- Problem requirements -
Locate each line holding the string "Frequency" and copy it.

-- Start of Supplied data --

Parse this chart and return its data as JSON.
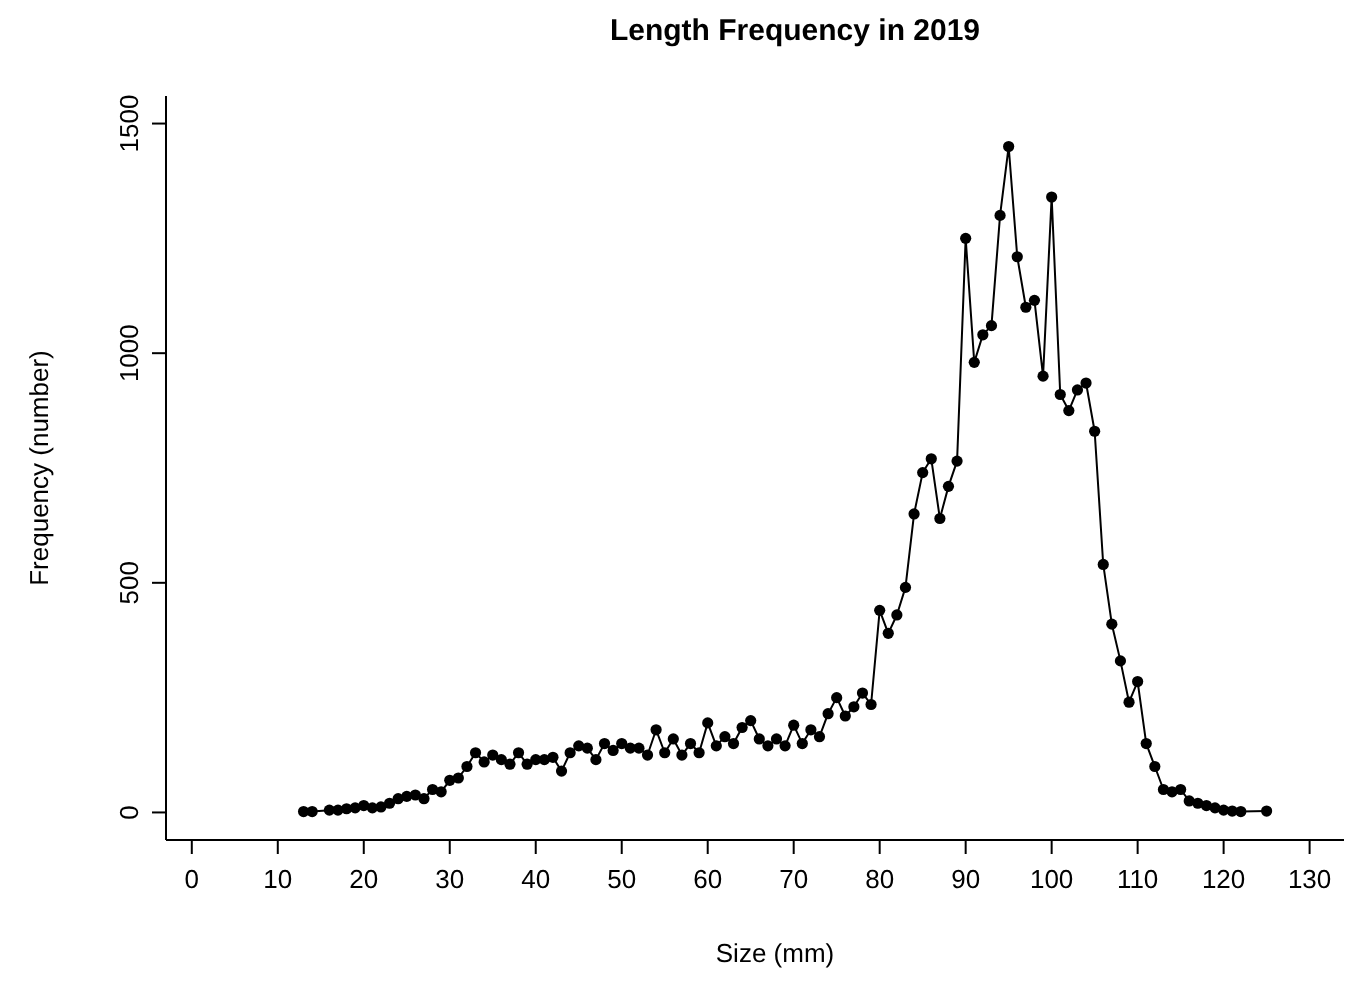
{
  "chart_data": {
    "type": "line",
    "title": "Length Frequency in 2019",
    "xlabel": "Size (mm)",
    "ylabel": "Frequency (number)",
    "marker": "circle",
    "line_style": "solid",
    "grid": false,
    "x": [
      13,
      14,
      16,
      17,
      18,
      19,
      20,
      21,
      22,
      23,
      24,
      25,
      26,
      27,
      28,
      29,
      30,
      31,
      32,
      33,
      34,
      35,
      36,
      37,
      38,
      39,
      40,
      41,
      42,
      43,
      44,
      45,
      46,
      47,
      48,
      49,
      50,
      51,
      52,
      53,
      54,
      55,
      56,
      57,
      58,
      59,
      60,
      61,
      62,
      63,
      64,
      65,
      66,
      67,
      68,
      69,
      70,
      71,
      72,
      73,
      74,
      75,
      76,
      77,
      78,
      79,
      80,
      81,
      82,
      83,
      84,
      85,
      86,
      87,
      88,
      89,
      90,
      91,
      92,
      93,
      94,
      95,
      96,
      97,
      98,
      99,
      100,
      101,
      102,
      103,
      104,
      105,
      106,
      107,
      108,
      109,
      110,
      111,
      112,
      113,
      114,
      115,
      116,
      117,
      118,
      119,
      120,
      121,
      122,
      125
    ],
    "series": [
      {
        "color": "#000000",
        "values": [
          2,
          2,
          5,
          5,
          8,
          10,
          15,
          10,
          12,
          20,
          30,
          35,
          38,
          30,
          50,
          45,
          70,
          75,
          100,
          130,
          110,
          125,
          115,
          105,
          130,
          105,
          115,
          115,
          120,
          90,
          130,
          145,
          140,
          115,
          150,
          135,
          150,
          140,
          140,
          125,
          180,
          130,
          160,
          125,
          150,
          130,
          195,
          145,
          165,
          150,
          185,
          200,
          160,
          145,
          160,
          145,
          190,
          150,
          180,
          165,
          215,
          250,
          210,
          230,
          260,
          235,
          440,
          390,
          430,
          490,
          650,
          740,
          770,
          640,
          710,
          765,
          1250,
          980,
          1040,
          1060,
          1300,
          1450,
          1210,
          1100,
          1115,
          950,
          1340,
          910,
          875,
          920,
          935,
          830,
          540,
          410,
          330,
          240,
          285,
          150,
          100,
          50,
          45,
          50,
          25,
          20,
          15,
          10,
          5,
          3,
          2,
          3
        ]
      }
    ],
    "xlim": [
      -3,
      134
    ],
    "ylim": [
      -60,
      1560
    ],
    "xticks": [
      0,
      10,
      20,
      30,
      40,
      50,
      60,
      70,
      80,
      90,
      100,
      110,
      120,
      130
    ],
    "yticks": [
      0,
      500,
      1000,
      1500
    ]
  }
}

-- End of Supplied data --

- Complete response -
    "title": "Length Frequency in 2019",
    "ylabel": "Frequency (number)",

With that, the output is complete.